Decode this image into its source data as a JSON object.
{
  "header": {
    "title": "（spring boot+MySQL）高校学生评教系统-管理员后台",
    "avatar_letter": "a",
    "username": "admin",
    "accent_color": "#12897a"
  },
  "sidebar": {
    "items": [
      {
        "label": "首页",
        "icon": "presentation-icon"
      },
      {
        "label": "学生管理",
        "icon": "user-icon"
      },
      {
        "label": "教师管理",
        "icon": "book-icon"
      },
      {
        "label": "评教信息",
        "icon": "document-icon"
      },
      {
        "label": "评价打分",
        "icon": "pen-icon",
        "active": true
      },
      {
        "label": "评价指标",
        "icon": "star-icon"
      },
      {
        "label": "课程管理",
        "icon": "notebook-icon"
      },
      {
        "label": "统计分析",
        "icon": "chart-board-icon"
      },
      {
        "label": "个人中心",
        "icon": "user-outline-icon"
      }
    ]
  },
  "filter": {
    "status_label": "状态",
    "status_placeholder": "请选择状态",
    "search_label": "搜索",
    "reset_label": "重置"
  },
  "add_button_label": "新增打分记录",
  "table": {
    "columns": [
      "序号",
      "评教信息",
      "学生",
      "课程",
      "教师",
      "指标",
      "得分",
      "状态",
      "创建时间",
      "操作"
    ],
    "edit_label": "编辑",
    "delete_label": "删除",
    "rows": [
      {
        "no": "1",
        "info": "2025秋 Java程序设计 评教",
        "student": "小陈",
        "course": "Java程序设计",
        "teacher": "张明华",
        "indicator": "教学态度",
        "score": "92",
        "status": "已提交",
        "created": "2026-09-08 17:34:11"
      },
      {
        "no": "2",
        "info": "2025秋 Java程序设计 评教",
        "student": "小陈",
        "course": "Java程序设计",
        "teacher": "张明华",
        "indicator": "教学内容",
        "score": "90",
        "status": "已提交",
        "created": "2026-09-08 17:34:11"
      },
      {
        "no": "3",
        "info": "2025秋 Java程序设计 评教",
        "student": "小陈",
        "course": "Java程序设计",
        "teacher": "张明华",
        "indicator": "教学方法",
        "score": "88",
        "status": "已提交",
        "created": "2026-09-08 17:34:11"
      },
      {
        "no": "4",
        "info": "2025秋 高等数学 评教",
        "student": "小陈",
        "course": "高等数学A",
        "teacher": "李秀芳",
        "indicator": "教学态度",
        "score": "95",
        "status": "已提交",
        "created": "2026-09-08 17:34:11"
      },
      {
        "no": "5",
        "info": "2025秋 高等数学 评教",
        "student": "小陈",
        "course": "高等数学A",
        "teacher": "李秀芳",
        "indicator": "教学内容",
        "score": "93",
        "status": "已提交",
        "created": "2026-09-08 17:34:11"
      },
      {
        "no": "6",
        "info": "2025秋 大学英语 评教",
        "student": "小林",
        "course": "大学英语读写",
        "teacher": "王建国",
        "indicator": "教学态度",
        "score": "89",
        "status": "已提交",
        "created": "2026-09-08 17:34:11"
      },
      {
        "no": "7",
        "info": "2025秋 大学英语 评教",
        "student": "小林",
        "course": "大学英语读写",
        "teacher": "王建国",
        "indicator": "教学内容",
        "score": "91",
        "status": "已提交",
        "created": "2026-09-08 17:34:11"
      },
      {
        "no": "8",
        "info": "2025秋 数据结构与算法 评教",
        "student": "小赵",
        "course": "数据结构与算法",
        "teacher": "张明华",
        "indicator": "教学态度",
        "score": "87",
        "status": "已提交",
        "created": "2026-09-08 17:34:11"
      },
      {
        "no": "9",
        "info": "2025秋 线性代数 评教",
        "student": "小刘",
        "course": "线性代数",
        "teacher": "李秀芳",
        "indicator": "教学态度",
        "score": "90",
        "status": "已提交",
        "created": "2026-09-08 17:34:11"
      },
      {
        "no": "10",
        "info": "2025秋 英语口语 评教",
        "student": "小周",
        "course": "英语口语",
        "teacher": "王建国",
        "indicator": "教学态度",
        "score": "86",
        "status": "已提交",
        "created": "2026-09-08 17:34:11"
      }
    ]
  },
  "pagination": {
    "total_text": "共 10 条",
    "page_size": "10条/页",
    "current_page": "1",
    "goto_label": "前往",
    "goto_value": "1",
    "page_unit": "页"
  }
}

---*---

From the material, report only how many lines include the word "数据结构与算法".

* SOLUTION: 2